Direction =
Give a verbatim copy of the lines below, minus the pictures.

Dataset entries =
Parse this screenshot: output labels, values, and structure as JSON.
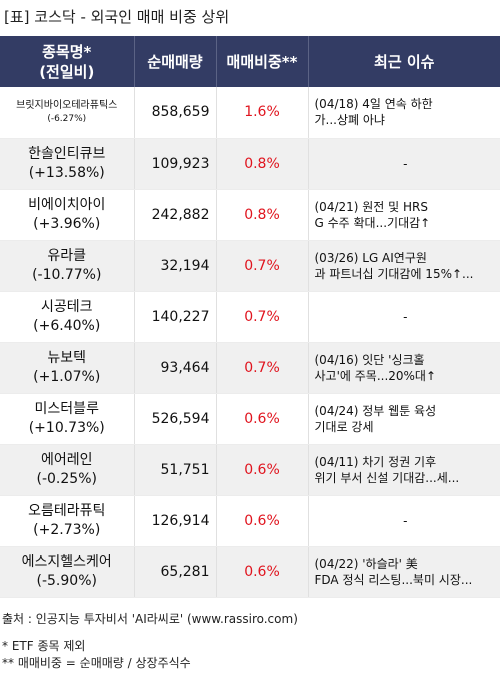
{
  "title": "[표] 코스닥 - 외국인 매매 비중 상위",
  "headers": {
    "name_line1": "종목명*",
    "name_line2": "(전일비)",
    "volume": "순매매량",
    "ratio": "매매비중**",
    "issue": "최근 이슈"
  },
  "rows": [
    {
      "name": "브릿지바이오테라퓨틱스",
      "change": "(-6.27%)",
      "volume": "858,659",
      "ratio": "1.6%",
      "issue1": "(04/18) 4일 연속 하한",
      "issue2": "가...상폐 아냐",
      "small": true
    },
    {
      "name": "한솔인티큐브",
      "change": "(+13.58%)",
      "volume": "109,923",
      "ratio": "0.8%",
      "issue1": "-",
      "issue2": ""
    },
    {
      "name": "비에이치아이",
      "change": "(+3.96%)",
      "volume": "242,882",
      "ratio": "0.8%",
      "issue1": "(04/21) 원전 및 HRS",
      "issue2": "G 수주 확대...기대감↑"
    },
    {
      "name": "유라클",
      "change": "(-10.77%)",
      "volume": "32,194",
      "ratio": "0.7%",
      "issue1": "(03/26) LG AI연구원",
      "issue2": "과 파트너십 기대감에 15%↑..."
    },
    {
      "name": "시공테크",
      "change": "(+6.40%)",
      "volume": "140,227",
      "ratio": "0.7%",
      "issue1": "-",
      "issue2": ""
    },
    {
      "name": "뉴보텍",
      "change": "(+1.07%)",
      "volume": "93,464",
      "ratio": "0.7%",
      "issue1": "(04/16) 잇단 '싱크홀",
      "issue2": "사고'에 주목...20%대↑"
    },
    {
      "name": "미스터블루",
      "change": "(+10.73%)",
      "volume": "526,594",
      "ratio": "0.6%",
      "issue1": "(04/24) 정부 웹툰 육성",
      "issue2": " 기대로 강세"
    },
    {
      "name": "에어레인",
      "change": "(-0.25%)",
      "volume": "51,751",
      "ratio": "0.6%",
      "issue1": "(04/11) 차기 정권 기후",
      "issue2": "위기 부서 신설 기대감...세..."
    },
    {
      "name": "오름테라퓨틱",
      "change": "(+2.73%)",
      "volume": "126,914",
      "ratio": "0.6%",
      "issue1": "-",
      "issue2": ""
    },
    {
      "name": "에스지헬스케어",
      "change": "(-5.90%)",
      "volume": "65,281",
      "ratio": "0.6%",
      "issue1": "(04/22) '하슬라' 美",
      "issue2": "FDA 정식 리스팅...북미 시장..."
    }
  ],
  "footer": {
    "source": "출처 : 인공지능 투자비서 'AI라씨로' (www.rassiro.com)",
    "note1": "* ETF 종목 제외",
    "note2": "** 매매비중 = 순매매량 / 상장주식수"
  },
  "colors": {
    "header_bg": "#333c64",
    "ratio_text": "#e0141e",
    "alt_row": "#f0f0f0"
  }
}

Output =
Parse this screenshot: output labels, values, and structure as JSON.
{
  "title": "[표] 코스닥 - 외국인 매매 비중 상위",
  "headers": {
    "name_line1": "종목명*",
    "name_line2": "(전일비)",
    "volume": "순매매량",
    "ratio": "매매비중**",
    "issue": "최근 이슈"
  },
  "rows": [
    {
      "name": "브릿지바이오테라퓨틱스",
      "change": "(-6.27%)",
      "volume": "858,659",
      "ratio": "1.6%",
      "issue1": "(04/18) 4일 연속 하한",
      "issue2": "가...상폐 아냐",
      "small": true
    },
    {
      "name": "한솔인티큐브",
      "change": "(+13.58%)",
      "volume": "109,923",
      "ratio": "0.8%",
      "issue1": "-",
      "issue2": ""
    },
    {
      "name": "비에이치아이",
      "change": "(+3.96%)",
      "volume": "242,882",
      "ratio": "0.8%",
      "issue1": "(04/21) 원전 및 HRS",
      "issue2": "G 수주 확대...기대감↑"
    },
    {
      "name": "유라클",
      "change": "(-10.77%)",
      "volume": "32,194",
      "ratio": "0.7%",
      "issue1": "(03/26) LG AI연구원",
      "issue2": "과 파트너십 기대감에 15%↑..."
    },
    {
      "name": "시공테크",
      "change": "(+6.40%)",
      "volume": "140,227",
      "ratio": "0.7%",
      "issue1": "-",
      "issue2": ""
    },
    {
      "name": "뉴보텍",
      "change": "(+1.07%)",
      "volume": "93,464",
      "ratio": "0.7%",
      "issue1": "(04/16) 잇단 '싱크홀",
      "issue2": "사고'에 주목...20%대↑"
    },
    {
      "name": "미스터블루",
      "change": "(+10.73%)",
      "volume": "526,594",
      "ratio": "0.6%",
      "issue1": "(04/24) 정부 웹툰 육성",
      "issue2": " 기대로 강세"
    },
    {
      "name": "에어레인",
      "change": "(-0.25%)",
      "volume": "51,751",
      "ratio": "0.6%",
      "issue1": "(04/11) 차기 정권 기후",
      "issue2": "위기 부서 신설 기대감...세..."
    },
    {
      "name": "오름테라퓨틱",
      "change": "(+2.73%)",
      "volume": "126,914",
      "ratio": "0.6%",
      "issue1": "-",
      "issue2": ""
    },
    {
      "name": "에스지헬스케어",
      "change": "(-5.90%)",
      "volume": "65,281",
      "ratio": "0.6%",
      "issue1": "(04/22) '하슬라' 美",
      "issue2": "FDA 정식 리스팅...북미 시장..."
    }
  ],
  "footer": {
    "source": "출처 : 인공지능 투자비서 'AI라씨로' (www.rassiro.com)",
    "note1": "* ETF 종목 제외",
    "note2": "** 매매비중 = 순매매량 / 상장주식수"
  },
  "colors": {
    "header_bg": "#333c64",
    "ratio_text": "#e0141e",
    "alt_row": "#f0f0f0"
  }
}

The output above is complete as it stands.